Short problem
Set the data down again, exactly as it reads, but without the pictures.

Data supplied
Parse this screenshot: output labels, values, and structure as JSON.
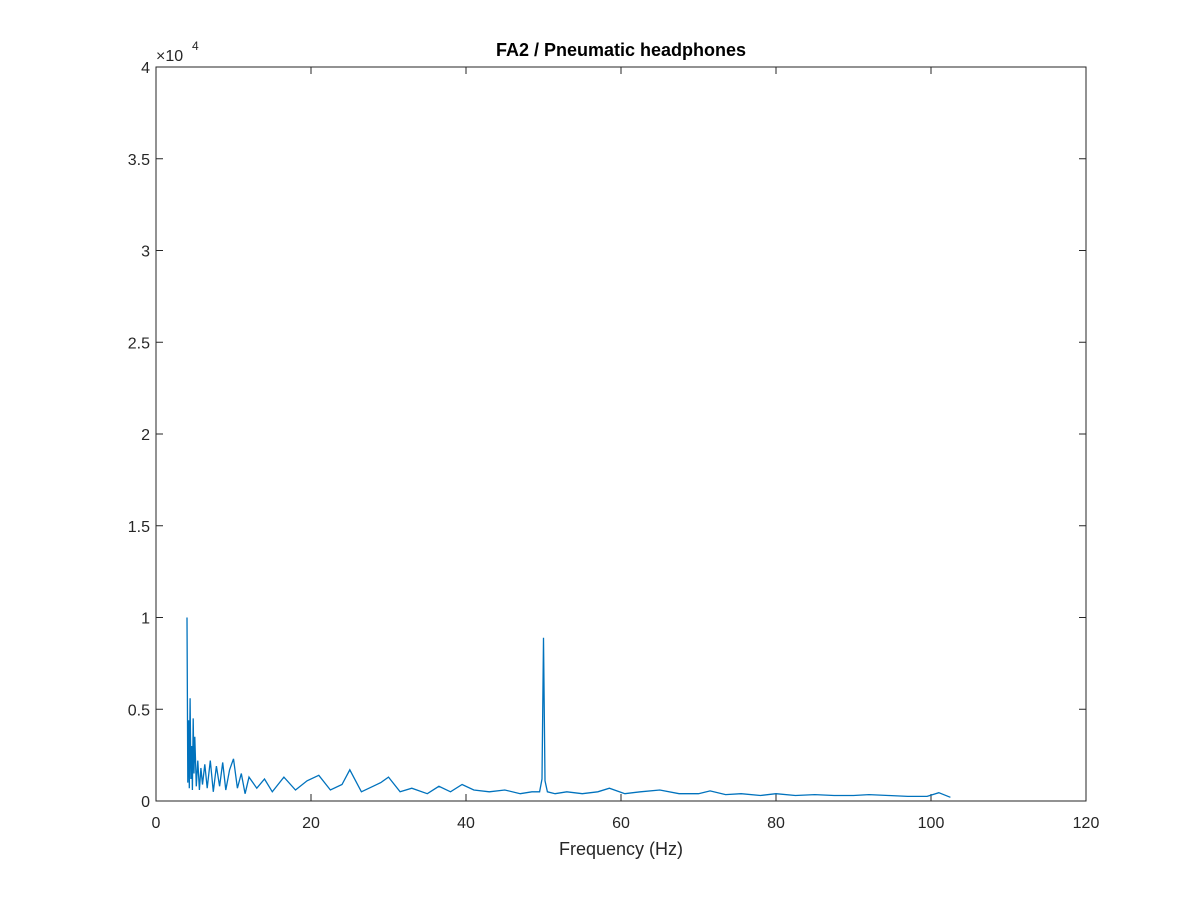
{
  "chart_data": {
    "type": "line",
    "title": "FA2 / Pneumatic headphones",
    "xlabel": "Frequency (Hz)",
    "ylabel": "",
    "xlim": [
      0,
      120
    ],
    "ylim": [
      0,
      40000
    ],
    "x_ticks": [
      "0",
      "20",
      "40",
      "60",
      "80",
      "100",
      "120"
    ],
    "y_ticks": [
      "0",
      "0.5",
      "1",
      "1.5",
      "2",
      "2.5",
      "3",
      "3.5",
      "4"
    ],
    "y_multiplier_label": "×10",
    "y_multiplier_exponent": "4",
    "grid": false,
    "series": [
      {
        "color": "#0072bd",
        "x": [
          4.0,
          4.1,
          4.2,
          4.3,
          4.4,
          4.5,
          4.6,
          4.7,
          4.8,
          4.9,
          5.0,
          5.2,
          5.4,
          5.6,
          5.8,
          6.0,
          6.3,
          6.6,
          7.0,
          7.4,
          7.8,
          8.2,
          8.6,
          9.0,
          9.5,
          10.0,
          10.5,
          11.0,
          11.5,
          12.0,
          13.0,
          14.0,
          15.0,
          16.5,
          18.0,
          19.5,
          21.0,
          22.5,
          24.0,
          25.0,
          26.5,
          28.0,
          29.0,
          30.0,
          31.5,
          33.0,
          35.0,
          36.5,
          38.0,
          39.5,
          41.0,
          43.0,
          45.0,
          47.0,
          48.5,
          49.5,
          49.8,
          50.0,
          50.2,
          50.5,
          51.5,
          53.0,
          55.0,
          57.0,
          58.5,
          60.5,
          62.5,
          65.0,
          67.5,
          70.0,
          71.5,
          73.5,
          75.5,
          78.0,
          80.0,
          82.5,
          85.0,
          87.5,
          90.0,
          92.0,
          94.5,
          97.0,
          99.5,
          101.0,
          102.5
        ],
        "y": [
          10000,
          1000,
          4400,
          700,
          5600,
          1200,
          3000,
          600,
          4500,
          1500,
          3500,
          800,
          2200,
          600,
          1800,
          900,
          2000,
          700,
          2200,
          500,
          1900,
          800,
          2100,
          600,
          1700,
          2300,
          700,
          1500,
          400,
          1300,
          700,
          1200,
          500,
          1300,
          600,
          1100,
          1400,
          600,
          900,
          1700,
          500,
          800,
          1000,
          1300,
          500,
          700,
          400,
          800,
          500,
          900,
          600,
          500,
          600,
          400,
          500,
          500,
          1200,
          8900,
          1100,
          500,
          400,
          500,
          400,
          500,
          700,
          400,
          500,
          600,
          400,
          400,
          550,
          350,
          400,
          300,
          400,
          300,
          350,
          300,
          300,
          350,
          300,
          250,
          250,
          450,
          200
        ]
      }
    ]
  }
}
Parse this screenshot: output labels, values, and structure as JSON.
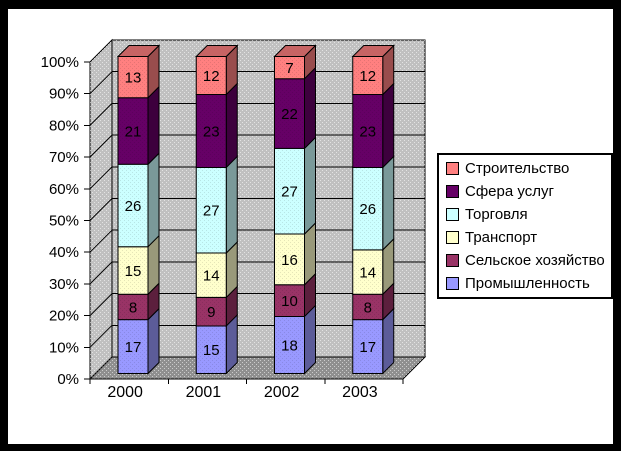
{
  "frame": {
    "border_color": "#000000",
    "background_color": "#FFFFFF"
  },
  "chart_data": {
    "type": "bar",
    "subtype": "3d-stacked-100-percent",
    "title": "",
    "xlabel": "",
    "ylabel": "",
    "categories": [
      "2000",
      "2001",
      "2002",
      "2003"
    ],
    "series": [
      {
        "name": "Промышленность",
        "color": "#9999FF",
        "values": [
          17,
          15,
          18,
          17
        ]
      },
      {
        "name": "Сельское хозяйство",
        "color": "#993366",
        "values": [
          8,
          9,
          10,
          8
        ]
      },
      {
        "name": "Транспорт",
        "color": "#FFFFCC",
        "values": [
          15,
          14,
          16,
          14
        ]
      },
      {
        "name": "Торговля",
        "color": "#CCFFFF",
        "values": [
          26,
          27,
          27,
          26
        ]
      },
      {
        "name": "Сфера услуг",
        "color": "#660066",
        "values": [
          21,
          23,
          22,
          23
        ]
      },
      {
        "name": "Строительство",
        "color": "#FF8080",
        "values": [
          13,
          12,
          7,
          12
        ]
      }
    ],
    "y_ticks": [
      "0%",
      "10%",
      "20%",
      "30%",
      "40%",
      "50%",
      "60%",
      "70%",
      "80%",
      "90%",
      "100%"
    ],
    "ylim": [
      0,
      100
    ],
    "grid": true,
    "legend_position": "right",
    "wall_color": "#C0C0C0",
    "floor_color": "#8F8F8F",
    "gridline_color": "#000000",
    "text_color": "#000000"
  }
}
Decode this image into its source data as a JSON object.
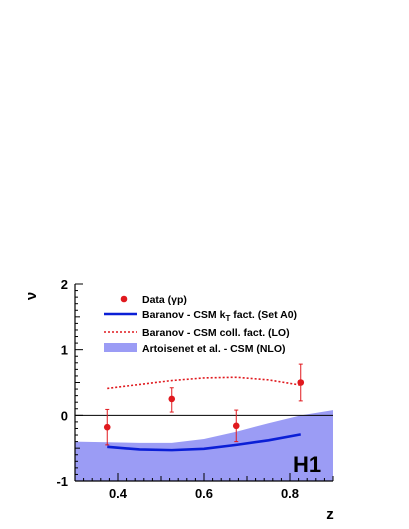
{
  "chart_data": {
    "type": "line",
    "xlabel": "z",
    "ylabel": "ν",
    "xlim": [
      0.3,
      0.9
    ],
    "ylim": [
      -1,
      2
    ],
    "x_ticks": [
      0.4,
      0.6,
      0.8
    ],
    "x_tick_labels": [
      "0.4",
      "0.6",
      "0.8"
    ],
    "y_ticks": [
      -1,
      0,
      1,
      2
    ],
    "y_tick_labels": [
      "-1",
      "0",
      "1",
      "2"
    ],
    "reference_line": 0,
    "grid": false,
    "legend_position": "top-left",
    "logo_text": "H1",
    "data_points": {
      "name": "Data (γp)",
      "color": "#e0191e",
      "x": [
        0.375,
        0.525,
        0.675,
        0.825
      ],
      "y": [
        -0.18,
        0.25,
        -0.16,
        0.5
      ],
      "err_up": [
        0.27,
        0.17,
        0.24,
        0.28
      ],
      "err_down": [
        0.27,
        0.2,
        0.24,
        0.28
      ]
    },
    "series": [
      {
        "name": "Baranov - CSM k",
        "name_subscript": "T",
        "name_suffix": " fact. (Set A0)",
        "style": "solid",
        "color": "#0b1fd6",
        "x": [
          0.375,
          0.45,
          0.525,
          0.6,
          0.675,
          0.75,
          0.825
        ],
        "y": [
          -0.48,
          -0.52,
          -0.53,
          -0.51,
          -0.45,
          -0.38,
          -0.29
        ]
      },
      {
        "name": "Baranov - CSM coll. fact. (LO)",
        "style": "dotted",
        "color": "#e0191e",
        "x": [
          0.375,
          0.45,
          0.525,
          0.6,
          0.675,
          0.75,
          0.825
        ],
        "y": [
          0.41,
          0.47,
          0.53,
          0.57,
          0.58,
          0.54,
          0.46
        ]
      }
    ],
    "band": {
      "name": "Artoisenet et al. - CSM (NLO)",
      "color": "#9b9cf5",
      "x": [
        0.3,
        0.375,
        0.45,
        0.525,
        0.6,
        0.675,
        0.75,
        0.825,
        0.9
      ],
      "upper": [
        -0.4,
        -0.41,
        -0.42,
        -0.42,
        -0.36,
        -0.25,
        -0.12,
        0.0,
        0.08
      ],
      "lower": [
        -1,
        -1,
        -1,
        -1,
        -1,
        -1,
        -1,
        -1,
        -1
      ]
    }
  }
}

Response for this exercise
Parse this screenshot: output labels, values, and structure as JSON.
{
  "chart_data": {
    "type": "line",
    "title": "FA2 / Pneumatic headphones",
    "xlabel": "Frequency (Hz)",
    "ylabel": "",
    "xlim": [
      0,
      120
    ],
    "ylim": [
      0,
      40000
    ],
    "x_ticks": [
      "0",
      "20",
      "40",
      "60",
      "80",
      "100",
      "120"
    ],
    "y_ticks": [
      "0",
      "0.5",
      "1",
      "1.5",
      "2",
      "2.5",
      "3",
      "3.5",
      "4"
    ],
    "y_multiplier_label": "×10",
    "y_multiplier_exponent": "4",
    "grid": false,
    "series": [
      {
        "color": "#0072bd",
        "x": [
          4.0,
          4.1,
          4.2,
          4.3,
          4.4,
          4.5,
          4.6,
          4.7,
          4.8,
          4.9,
          5.0,
          5.2,
          5.4,
          5.6,
          5.8,
          6.0,
          6.3,
          6.6,
          7.0,
          7.4,
          7.8,
          8.2,
          8.6,
          9.0,
          9.5,
          10.0,
          10.5,
          11.0,
          11.5,
          12.0,
          13.0,
          14.0,
          15.0,
          16.5,
          18.0,
          19.5,
          21.0,
          22.5,
          24.0,
          25.0,
          26.5,
          28.0,
          29.0,
          30.0,
          31.5,
          33.0,
          35.0,
          36.5,
          38.0,
          39.5,
          41.0,
          43.0,
          45.0,
          47.0,
          48.5,
          49.5,
          49.8,
          50.0,
          50.2,
          50.5,
          51.5,
          53.0,
          55.0,
          57.0,
          58.5,
          60.5,
          62.5,
          65.0,
          67.5,
          70.0,
          71.5,
          73.5,
          75.5,
          78.0,
          80.0,
          82.5,
          85.0,
          87.5,
          90.0,
          92.0,
          94.5,
          97.0,
          99.5,
          101.0,
          102.5
        ],
        "y": [
          10000,
          1000,
          4400,
          700,
          5600,
          1200,
          3000,
          600,
          4500,
          1500,
          3500,
          800,
          2200,
          600,
          1800,
          900,
          2000,
          700,
          2200,
          500,
          1900,
          800,
          2100,
          600,
          1700,
          2300,
          700,
          1500,
          400,
          1300,
          700,
          1200,
          500,
          1300,
          600,
          1100,
          1400,
          600,
          900,
          1700,
          500,
          800,
          1000,
          1300,
          500,
          700,
          400,
          800,
          500,
          900,
          600,
          500,
          600,
          400,
          500,
          500,
          1200,
          8900,
          1100,
          500,
          400,
          500,
          400,
          500,
          700,
          400,
          500,
          600,
          400,
          400,
          550,
          350,
          400,
          300,
          400,
          300,
          350,
          300,
          300,
          350,
          300,
          250,
          250,
          450,
          200
        ]
      }
    ]
  }
}
Parse this screenshot: output labels, values, and structure as JSON.
{
  "frame": {
    "border_color": "#000000",
    "background_color": "#FFFFFF"
  },
  "chart_data": {
    "type": "bar",
    "subtype": "3d-stacked-100-percent",
    "title": "",
    "xlabel": "",
    "ylabel": "",
    "categories": [
      "2000",
      "2001",
      "2002",
      "2003"
    ],
    "series": [
      {
        "name": "Промышленность",
        "color": "#9999FF",
        "values": [
          17,
          15,
          18,
          17
        ]
      },
      {
        "name": "Сельское хозяйство",
        "color": "#993366",
        "values": [
          8,
          9,
          10,
          8
        ]
      },
      {
        "name": "Транспорт",
        "color": "#FFFFCC",
        "values": [
          15,
          14,
          16,
          14
        ]
      },
      {
        "name": "Торговля",
        "color": "#CCFFFF",
        "values": [
          26,
          27,
          27,
          26
        ]
      },
      {
        "name": "Сфера услуг",
        "color": "#660066",
        "values": [
          21,
          23,
          22,
          23
        ]
      },
      {
        "name": "Строительство",
        "color": "#FF8080",
        "values": [
          13,
          12,
          7,
          12
        ]
      }
    ],
    "y_ticks": [
      "0%",
      "10%",
      "20%",
      "30%",
      "40%",
      "50%",
      "60%",
      "70%",
      "80%",
      "90%",
      "100%"
    ],
    "ylim": [
      0,
      100
    ],
    "grid": true,
    "legend_position": "right",
    "wall_color": "#C0C0C0",
    "floor_color": "#8F8F8F",
    "gridline_color": "#000000",
    "text_color": "#000000"
  }
}
Decode this image into its source data as a JSON object.
{
  "chart_data": {
    "type": "line",
    "xlabel": "z",
    "ylabel": "ν",
    "xlim": [
      0.3,
      0.9
    ],
    "ylim": [
      -1,
      2
    ],
    "x_ticks": [
      0.4,
      0.6,
      0.8
    ],
    "x_tick_labels": [
      "0.4",
      "0.6",
      "0.8"
    ],
    "y_ticks": [
      -1,
      0,
      1,
      2
    ],
    "y_tick_labels": [
      "-1",
      "0",
      "1",
      "2"
    ],
    "reference_line": 0,
    "grid": false,
    "legend_position": "top-left",
    "logo_text": "H1",
    "data_points": {
      "name": "Data (γp)",
      "color": "#e0191e",
      "x": [
        0.375,
        0.525,
        0.675,
        0.825
      ],
      "y": [
        -0.18,
        0.25,
        -0.16,
        0.5
      ],
      "err_up": [
        0.27,
        0.17,
        0.24,
        0.28
      ],
      "err_down": [
        0.27,
        0.2,
        0.24,
        0.28
      ]
    },
    "series": [
      {
        "name": "Baranov - CSM k",
        "name_subscript": "T",
        "name_suffix": " fact. (Set A0)",
        "style": "solid",
        "color": "#0b1fd6",
        "x": [
          0.375,
          0.45,
          0.525,
          0.6,
          0.675,
          0.75,
          0.825
        ],
        "y": [
          -0.48,
          -0.52,
          -0.53,
          -0.51,
          -0.45,
          -0.38,
          -0.29
        ]
      },
      {
        "name": "Baranov - CSM coll. fact. (LO)",
        "style": "dotted",
        "color": "#e0191e",
        "x": [
          0.375,
          0.45,
          0.525,
          0.6,
          0.675,
          0.75,
          0.825
        ],
        "y": [
          0.41,
          0.47,
          0.53,
          0.57,
          0.58,
          0.54,
          0.46
        ]
      }
    ],
    "band": {
      "name": "Artoisenet et al. - CSM (NLO)",
      "color": "#9b9cf5",
      "x": [
        0.3,
        0.375,
        0.45,
        0.525,
        0.6,
        0.675,
        0.75,
        0.825,
        0.9
      ],
      "upper": [
        -0.4,
        -0.41,
        -0.42,
        -0.42,
        -0.36,
        -0.25,
        -0.12,
        0.0,
        0.08
      ],
      "lower": [
        -1,
        -1,
        -1,
        -1,
        -1,
        -1,
        -1,
        -1,
        -1
      ]
    }
  }
}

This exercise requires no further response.